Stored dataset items

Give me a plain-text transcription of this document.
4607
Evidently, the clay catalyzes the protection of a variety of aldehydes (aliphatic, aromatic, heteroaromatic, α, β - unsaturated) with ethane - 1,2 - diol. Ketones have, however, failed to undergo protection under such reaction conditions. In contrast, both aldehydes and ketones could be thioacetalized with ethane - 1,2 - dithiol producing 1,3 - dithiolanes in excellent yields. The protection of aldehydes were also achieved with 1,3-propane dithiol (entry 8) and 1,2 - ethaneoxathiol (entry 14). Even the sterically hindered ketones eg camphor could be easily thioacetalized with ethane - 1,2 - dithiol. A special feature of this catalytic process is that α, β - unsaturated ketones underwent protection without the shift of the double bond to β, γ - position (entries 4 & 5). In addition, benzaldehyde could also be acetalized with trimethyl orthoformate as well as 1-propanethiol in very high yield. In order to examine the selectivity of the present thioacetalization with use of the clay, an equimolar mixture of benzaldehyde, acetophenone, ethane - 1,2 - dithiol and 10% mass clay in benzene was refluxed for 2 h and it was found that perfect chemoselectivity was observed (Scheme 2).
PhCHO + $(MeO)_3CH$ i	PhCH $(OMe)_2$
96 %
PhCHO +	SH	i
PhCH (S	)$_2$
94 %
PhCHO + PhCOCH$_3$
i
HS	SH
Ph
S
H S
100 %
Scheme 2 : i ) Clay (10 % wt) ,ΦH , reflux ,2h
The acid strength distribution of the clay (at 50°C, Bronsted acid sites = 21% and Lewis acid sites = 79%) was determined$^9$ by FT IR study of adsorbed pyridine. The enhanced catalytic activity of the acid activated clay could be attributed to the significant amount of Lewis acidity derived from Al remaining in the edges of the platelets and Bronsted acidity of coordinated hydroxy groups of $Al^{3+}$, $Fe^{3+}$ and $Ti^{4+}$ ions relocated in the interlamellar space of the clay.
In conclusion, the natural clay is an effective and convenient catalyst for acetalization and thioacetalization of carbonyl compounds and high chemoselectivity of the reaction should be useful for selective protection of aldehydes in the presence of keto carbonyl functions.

Exercise instructions:
Reproduce the complete data exactly as presented above.

Exercise answer:
Give me a plain-text transcription of this document.
4607
Evidently, the clay catalyzes the protection of a variety of aldehydes (aliphatic, aromatic, heteroaromatic, α, β - unsaturated) with ethane - 1,2 - diol. Ketones have, however, failed to undergo protection under such reaction conditions. In contrast, both aldehydes and ketones could be thioacetalized with ethane - 1,2 - dithiol producing 1,3 - dithiolanes in excellent yields. The protection of aldehydes were also achieved with 1,3-propane dithiol (entry 8) and 1,2 - ethaneoxathiol (entry 14). Even the sterically hindered ketones eg camphor could be easily thioacetalized with ethane - 1,2 - dithiol. A special feature of this catalytic process is that α, β - unsaturated ketones underwent protection without the shift of the double bond to β, γ - position (entries 4 & 5). In addition, benzaldehyde could also be acetalized with trimethyl orthoformate as well as 1-propanethiol in very high yield. In order to examine the selectivity of the present thioacetalization with use of the clay, an equimolar mixture of benzaldehyde, acetophenone, ethane - 1,2 - dithiol and 10% mass clay in benzene was refluxed for 2 h and it was found that perfect chemoselectivity was observed (Scheme 2).
PhCHO + $(MeO)_3CH$ i	PhCH $(OMe)_2$
96 %
PhCHO +	SH	i
PhCH (S	)$_2$
94 %
PhCHO + PhCOCH$_3$
i
HS	SH
Ph
S
H S
100 %
Scheme 2 : i ) Clay (10 % wt) ,ΦH , reflux ,2h
The acid strength distribution of the clay (at 50°C, Bronsted acid sites = 21% and Lewis acid sites = 79%) was determined$^9$ by FT IR study of adsorbed pyridine. The enhanced catalytic activity of the acid activated clay could be attributed to the significant amount of Lewis acidity derived from Al remaining in the edges of the platelets and Bronsted acidity of coordinated hydroxy groups of $Al^{3+}$, $Fe^{3+}$ and $Ti^{4+}$ ions relocated in the interlamellar space of the clay.
In conclusion, the natural clay is an effective and convenient catalyst for acetalization and thioacetalization of carbonyl compounds and high chemoselectivity of the reaction should be useful for selective protection of aldehydes in the presence of keto carbonyl functions.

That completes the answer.